• [Exercise prompt]:
Every record below is to be retyped exactly.
━━ Supplied data ━━
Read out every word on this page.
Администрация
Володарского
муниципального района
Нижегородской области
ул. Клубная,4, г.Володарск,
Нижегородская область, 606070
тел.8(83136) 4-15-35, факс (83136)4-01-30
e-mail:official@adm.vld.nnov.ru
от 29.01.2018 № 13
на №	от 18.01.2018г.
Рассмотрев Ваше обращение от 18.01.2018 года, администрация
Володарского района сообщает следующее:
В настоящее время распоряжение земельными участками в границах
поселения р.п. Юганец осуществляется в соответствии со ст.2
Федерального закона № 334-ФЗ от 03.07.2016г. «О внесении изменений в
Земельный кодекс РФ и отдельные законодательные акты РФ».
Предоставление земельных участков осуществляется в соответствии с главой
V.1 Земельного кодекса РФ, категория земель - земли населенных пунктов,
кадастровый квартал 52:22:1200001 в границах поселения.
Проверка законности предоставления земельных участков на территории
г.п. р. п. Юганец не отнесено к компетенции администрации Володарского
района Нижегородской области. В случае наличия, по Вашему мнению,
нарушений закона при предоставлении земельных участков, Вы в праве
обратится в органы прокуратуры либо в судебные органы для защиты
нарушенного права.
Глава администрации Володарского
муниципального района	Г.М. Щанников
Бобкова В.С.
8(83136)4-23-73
━━━
• [Finished exercise]:
Read out every word on this page.
Администрация
Володарского
муниципального района
Нижегородской области
ул. Клубная,4, г.Володарск,
Нижегородская область, 606070
тел.8(83136) 4-15-35, факс (83136)4-01-30
e-mail:official@adm.vld.nnov.ru
от 29.01.2018 № 13
на №	от 18.01.2018г.
Рассмотрев Ваше обращение от 18.01.2018 года, администрация
Володарского района сообщает следующее:
В настоящее время распоряжение земельными участками в границах
поселения р.п. Юганец осуществляется в соответствии со ст.2
Федерального закона № 334-ФЗ от 03.07.2016г. «О внесении изменений в
Земельный кодекс РФ и отдельные законодательные акты РФ».
Предоставление земельных участков осуществляется в соответствии с главой
V.1 Земельного кодекса РФ, категория земель - земли населенных пунктов,
кадастровый квартал 52:22:1200001 в границах поселения.
Проверка законности предоставления земельных участков на территории
г.п. р. п. Юганец не отнесено к компетенции администрации Володарского
района Нижегородской области. В случае наличия, по Вашему мнению,
нарушений закона при предоставлении земельных участков, Вы в праве
обратится в органы прокуратуры либо в судебные органы для защиты
нарушенного права.
Глава администрации Володарского
муниципального района	Г.М. Щанников
Бобкова В.С.
8(83136)4-23-73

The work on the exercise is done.